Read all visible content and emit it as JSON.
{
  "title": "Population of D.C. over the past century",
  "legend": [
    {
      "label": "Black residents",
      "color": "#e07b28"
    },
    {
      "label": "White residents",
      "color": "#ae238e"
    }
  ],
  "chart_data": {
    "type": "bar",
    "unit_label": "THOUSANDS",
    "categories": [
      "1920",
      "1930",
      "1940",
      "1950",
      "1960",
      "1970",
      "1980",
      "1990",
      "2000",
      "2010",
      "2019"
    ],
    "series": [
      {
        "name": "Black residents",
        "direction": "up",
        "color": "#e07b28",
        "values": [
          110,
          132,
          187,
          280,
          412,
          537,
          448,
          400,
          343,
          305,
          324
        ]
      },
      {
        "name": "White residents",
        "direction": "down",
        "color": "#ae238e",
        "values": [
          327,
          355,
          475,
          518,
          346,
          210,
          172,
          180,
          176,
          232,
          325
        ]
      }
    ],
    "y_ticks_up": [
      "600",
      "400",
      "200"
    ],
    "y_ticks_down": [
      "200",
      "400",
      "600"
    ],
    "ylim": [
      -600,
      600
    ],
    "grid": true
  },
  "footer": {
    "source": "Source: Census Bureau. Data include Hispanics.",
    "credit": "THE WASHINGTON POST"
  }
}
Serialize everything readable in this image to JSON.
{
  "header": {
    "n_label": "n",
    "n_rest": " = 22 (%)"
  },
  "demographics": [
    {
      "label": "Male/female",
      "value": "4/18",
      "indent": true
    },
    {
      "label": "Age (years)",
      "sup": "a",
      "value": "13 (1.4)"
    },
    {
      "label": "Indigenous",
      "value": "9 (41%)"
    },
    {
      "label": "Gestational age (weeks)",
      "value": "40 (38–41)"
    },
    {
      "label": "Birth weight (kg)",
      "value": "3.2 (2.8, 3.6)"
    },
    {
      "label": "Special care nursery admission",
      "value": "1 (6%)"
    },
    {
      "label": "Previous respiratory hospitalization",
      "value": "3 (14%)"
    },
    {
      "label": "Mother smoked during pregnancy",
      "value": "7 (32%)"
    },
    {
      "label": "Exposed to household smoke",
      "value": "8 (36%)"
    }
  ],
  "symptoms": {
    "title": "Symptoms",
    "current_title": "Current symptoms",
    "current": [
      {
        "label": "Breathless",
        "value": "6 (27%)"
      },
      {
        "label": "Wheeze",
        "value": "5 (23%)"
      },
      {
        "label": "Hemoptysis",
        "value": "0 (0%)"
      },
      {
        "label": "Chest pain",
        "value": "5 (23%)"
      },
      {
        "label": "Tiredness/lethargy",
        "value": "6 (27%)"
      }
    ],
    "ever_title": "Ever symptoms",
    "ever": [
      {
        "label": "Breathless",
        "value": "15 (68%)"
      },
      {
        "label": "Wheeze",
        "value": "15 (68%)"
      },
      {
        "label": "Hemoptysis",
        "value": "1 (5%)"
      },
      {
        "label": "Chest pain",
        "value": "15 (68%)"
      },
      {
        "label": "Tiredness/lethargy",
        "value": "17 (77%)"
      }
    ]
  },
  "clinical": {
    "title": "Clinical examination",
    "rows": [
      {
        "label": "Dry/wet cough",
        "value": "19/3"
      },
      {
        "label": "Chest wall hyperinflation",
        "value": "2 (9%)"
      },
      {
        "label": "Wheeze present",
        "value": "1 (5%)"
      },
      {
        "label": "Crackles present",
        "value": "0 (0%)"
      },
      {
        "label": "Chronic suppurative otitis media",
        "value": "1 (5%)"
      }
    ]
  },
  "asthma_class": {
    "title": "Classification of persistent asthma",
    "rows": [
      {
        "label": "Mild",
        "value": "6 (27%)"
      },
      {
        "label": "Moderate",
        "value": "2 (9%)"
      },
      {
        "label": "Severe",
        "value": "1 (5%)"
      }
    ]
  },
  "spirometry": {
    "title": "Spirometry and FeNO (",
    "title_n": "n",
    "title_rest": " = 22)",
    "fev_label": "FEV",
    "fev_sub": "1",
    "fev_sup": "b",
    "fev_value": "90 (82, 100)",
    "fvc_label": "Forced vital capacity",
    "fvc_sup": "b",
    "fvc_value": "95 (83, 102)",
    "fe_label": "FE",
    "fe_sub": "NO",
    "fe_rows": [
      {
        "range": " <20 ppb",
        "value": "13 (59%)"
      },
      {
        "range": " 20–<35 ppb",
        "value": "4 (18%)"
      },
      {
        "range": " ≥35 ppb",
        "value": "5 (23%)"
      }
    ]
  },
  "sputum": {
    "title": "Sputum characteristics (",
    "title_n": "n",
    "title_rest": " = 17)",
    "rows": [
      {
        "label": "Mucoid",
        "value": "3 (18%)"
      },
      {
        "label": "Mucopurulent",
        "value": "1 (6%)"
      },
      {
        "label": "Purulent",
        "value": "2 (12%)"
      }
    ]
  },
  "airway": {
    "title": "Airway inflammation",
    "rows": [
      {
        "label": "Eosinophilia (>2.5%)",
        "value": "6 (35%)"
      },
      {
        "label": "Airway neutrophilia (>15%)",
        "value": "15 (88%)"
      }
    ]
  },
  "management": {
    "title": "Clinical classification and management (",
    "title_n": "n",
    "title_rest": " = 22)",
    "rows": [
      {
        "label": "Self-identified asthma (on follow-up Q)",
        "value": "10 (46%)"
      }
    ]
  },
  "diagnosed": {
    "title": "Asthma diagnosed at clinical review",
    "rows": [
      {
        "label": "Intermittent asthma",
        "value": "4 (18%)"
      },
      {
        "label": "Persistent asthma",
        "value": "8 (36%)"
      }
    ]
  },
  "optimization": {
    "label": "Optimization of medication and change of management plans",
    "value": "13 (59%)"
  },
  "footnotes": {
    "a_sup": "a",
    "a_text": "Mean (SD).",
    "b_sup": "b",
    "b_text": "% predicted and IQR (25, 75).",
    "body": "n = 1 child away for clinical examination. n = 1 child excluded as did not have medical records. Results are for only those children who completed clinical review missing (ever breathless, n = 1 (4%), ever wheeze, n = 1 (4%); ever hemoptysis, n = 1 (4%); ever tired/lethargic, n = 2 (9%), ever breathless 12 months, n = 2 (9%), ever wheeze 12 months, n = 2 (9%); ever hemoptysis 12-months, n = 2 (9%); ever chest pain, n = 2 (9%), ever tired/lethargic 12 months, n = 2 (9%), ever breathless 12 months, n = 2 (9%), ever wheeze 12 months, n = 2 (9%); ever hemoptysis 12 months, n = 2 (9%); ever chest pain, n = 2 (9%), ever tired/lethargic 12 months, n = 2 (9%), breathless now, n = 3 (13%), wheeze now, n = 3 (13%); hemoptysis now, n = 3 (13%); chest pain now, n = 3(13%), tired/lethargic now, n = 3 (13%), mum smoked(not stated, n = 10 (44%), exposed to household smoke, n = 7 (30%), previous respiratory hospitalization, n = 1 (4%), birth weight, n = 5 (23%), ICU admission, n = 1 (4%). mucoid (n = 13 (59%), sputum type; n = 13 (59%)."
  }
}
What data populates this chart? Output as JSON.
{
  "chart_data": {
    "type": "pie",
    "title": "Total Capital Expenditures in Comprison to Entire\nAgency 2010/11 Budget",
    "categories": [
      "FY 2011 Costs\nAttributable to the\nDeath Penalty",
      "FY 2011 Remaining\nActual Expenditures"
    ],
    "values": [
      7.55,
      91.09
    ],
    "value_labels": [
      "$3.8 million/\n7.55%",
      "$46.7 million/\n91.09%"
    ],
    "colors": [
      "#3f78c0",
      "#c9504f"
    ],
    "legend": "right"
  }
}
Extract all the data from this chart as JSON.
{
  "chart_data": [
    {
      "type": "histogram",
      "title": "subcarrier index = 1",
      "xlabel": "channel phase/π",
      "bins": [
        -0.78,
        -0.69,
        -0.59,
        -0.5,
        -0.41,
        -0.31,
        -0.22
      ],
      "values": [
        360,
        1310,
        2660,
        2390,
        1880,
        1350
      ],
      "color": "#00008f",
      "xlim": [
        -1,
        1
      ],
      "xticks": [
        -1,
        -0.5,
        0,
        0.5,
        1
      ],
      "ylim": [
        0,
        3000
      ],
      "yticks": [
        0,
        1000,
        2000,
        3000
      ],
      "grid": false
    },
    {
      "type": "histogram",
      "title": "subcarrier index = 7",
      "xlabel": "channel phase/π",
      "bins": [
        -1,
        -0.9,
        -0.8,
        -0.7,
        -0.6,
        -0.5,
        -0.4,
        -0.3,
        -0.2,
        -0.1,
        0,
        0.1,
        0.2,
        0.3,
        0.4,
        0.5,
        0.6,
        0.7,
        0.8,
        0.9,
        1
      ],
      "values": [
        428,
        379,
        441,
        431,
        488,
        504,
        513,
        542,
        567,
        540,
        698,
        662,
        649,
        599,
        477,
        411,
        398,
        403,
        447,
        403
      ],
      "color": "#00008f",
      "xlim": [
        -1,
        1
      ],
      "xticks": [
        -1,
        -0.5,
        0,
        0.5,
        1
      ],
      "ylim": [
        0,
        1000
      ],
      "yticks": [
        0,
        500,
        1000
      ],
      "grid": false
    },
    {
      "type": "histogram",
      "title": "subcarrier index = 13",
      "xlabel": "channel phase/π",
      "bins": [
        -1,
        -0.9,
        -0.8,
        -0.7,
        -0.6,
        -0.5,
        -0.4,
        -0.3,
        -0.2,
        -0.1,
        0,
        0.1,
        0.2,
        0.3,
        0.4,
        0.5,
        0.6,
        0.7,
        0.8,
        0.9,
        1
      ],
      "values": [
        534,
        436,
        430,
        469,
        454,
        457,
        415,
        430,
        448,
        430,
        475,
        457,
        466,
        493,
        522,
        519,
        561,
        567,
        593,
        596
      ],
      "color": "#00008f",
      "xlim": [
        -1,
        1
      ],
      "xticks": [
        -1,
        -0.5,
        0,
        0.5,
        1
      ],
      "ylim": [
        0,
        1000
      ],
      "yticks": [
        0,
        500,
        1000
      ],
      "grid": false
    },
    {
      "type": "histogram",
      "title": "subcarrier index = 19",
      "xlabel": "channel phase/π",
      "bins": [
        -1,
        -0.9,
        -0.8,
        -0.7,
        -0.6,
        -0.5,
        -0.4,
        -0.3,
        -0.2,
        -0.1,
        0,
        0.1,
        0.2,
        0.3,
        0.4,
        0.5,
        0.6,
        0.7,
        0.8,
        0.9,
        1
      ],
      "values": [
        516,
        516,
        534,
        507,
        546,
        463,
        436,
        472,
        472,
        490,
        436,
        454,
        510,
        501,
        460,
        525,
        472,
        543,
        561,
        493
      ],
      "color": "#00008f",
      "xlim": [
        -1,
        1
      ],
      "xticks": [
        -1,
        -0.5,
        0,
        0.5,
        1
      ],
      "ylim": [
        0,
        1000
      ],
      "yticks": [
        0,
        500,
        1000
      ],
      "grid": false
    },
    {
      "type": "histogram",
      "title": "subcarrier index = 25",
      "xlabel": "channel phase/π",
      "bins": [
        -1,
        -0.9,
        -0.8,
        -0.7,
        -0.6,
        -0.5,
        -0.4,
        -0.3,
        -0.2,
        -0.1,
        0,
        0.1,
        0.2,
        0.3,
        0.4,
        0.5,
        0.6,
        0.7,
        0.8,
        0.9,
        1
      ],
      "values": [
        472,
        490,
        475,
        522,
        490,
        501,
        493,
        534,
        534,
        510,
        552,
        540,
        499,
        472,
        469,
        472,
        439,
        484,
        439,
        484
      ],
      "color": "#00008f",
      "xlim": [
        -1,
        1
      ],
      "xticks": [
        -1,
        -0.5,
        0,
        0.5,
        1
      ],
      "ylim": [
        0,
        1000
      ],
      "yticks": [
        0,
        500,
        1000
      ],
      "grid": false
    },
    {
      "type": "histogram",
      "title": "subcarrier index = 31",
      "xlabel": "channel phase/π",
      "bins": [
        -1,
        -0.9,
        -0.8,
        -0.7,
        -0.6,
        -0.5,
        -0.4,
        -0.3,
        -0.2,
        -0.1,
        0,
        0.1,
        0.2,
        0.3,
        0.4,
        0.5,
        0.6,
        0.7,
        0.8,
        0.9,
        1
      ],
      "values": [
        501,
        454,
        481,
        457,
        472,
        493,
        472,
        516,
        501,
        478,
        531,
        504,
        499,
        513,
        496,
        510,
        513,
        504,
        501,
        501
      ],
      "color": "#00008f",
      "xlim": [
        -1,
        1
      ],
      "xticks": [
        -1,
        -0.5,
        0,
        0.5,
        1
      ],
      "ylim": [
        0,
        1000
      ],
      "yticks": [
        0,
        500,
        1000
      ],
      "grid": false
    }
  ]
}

::::::::

» STATED PROBLEM:
Gather each line that holds "present".

» THE SOLUTION:
        "label": "Wheeze present",
        "label": "Crackles present",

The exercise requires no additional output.